Stated task. Each line of the material below that holds the word "引导幼儿相识班级生活区域位置" needs to be copied.

[Stored records]
>> Begin
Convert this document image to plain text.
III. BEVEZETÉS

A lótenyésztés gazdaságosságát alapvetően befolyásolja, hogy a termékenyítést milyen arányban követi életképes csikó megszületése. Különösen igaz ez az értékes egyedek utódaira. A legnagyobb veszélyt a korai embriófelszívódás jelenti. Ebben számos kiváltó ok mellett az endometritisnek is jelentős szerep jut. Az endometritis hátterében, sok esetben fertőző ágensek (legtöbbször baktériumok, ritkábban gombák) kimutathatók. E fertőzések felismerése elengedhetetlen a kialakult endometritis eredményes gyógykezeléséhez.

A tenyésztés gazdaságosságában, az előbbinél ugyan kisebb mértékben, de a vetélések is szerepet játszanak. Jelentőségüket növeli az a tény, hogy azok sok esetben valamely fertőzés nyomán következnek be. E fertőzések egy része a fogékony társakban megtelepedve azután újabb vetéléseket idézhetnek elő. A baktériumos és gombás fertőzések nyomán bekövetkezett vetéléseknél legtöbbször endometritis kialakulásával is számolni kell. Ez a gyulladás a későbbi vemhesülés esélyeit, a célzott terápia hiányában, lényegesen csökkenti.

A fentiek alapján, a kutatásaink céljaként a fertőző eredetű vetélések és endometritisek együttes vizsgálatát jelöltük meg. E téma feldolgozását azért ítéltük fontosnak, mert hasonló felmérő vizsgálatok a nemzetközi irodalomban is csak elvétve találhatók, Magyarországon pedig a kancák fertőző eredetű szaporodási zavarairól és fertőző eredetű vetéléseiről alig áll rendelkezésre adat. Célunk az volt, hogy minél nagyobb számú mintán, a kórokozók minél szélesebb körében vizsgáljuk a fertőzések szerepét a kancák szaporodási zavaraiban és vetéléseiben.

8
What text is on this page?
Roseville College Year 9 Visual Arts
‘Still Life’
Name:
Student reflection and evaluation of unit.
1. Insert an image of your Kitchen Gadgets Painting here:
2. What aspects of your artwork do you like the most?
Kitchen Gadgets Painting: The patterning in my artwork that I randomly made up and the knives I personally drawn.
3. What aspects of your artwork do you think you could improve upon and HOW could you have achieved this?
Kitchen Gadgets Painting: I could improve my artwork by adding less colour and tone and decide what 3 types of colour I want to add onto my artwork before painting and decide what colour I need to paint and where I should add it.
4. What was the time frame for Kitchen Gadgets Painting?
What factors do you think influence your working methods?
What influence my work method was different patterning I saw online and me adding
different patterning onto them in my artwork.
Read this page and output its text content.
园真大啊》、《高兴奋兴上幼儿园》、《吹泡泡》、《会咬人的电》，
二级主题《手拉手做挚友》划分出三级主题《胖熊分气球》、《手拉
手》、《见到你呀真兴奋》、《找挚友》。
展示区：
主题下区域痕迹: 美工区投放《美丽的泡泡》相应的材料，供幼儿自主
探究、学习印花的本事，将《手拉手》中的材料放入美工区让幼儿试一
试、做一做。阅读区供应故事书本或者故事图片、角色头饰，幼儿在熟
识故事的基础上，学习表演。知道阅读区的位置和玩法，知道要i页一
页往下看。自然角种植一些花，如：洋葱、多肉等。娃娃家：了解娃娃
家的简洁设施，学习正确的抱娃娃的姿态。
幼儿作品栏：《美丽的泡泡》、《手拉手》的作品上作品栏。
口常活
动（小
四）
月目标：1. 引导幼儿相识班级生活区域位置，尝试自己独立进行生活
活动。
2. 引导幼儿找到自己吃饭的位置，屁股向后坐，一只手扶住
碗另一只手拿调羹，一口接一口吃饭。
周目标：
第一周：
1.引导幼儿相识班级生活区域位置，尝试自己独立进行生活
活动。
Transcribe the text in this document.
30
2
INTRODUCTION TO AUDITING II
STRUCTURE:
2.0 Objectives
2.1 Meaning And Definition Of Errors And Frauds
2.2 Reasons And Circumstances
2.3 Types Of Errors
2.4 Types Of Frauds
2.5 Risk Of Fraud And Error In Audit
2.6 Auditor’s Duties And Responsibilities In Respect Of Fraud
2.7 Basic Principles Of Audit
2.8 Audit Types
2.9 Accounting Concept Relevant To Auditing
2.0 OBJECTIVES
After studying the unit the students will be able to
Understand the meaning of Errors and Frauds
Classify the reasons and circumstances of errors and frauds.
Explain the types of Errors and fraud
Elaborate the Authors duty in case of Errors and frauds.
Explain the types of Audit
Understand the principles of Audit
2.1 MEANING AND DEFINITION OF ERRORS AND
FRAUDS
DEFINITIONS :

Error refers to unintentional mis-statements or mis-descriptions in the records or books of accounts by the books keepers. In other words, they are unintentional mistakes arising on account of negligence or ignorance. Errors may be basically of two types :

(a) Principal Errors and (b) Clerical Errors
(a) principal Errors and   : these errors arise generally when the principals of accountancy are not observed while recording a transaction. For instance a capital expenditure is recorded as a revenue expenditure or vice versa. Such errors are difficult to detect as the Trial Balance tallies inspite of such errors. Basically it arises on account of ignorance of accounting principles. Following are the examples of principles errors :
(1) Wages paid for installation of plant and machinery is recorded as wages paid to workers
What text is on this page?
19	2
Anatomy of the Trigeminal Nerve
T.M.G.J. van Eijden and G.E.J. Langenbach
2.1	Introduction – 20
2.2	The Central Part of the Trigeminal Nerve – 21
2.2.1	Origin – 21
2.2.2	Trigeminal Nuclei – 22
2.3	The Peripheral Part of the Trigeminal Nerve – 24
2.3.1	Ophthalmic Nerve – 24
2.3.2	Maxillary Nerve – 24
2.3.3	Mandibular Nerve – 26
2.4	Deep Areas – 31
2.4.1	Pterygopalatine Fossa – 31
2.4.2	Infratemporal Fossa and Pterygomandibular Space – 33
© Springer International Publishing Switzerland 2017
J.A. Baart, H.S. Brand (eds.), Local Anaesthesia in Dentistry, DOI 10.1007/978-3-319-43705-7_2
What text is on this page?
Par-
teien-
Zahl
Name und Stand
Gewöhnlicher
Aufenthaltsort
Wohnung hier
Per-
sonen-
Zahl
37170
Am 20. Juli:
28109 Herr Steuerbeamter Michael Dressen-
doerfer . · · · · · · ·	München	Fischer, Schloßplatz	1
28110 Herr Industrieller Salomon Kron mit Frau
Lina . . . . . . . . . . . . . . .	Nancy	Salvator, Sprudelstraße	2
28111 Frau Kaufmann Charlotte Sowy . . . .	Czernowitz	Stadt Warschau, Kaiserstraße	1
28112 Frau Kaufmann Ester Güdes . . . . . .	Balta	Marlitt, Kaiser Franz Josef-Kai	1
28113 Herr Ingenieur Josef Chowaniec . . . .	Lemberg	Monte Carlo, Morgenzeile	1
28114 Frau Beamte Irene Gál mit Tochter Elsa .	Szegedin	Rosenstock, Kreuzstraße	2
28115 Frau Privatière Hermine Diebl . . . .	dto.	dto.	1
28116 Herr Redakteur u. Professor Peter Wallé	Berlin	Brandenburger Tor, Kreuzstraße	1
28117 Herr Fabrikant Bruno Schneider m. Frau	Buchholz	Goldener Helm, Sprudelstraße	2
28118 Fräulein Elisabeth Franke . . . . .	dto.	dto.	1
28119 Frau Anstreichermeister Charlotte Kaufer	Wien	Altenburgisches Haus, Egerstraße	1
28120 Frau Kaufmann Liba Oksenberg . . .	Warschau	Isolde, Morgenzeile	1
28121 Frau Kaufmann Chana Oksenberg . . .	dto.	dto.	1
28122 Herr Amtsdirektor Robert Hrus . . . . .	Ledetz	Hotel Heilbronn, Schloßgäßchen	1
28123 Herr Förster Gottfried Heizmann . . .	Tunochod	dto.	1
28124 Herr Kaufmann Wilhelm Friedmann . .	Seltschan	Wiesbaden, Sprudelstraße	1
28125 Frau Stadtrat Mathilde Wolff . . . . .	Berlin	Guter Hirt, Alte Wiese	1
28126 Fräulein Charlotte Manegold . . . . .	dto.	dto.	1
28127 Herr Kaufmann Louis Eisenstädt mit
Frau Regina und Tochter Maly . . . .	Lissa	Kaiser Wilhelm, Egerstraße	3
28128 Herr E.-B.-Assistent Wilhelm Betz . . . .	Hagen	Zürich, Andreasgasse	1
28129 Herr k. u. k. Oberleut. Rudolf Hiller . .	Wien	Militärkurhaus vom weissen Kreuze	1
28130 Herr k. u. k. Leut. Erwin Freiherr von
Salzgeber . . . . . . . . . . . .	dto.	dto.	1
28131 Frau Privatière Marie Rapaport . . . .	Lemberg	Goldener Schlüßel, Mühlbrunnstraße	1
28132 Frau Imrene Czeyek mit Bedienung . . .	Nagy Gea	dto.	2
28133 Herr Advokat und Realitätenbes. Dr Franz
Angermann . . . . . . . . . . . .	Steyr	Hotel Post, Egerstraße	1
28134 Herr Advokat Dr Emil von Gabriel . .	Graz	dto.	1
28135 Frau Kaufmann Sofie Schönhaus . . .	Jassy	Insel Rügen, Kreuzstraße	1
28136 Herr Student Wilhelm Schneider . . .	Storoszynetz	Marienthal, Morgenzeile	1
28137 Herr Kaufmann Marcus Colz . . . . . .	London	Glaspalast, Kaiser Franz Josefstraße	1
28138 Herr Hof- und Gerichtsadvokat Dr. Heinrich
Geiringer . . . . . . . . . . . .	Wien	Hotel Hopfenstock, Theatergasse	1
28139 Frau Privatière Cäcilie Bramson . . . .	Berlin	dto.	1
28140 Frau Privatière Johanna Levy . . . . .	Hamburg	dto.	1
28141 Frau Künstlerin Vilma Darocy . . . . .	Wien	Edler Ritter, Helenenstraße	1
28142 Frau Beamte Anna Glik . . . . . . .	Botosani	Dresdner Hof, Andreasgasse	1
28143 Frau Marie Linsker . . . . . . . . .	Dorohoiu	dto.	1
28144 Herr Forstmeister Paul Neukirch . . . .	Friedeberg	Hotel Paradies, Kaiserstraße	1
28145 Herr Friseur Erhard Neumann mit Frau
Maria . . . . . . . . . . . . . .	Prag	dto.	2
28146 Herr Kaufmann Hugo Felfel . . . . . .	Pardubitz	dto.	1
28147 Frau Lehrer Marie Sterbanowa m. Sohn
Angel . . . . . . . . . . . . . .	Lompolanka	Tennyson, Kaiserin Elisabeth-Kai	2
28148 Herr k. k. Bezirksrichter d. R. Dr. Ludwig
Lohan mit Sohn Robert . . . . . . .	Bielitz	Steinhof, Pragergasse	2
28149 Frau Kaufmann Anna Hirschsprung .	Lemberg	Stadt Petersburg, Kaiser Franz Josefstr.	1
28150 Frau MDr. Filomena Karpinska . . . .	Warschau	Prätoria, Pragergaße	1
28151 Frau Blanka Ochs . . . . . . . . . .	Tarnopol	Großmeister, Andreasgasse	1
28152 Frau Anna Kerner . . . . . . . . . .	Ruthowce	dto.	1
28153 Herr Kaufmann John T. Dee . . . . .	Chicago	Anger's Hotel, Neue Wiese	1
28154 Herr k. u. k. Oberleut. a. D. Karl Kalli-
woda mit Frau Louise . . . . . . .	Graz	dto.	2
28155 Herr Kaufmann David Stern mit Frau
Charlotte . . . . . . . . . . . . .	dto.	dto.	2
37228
>> End
Exercise result.
月目标：1. 引导幼儿相识班级生活区域位置，尝试自己独立进行生活
1.引导幼儿相识班级生活区域位置，尝试自己独立进行生活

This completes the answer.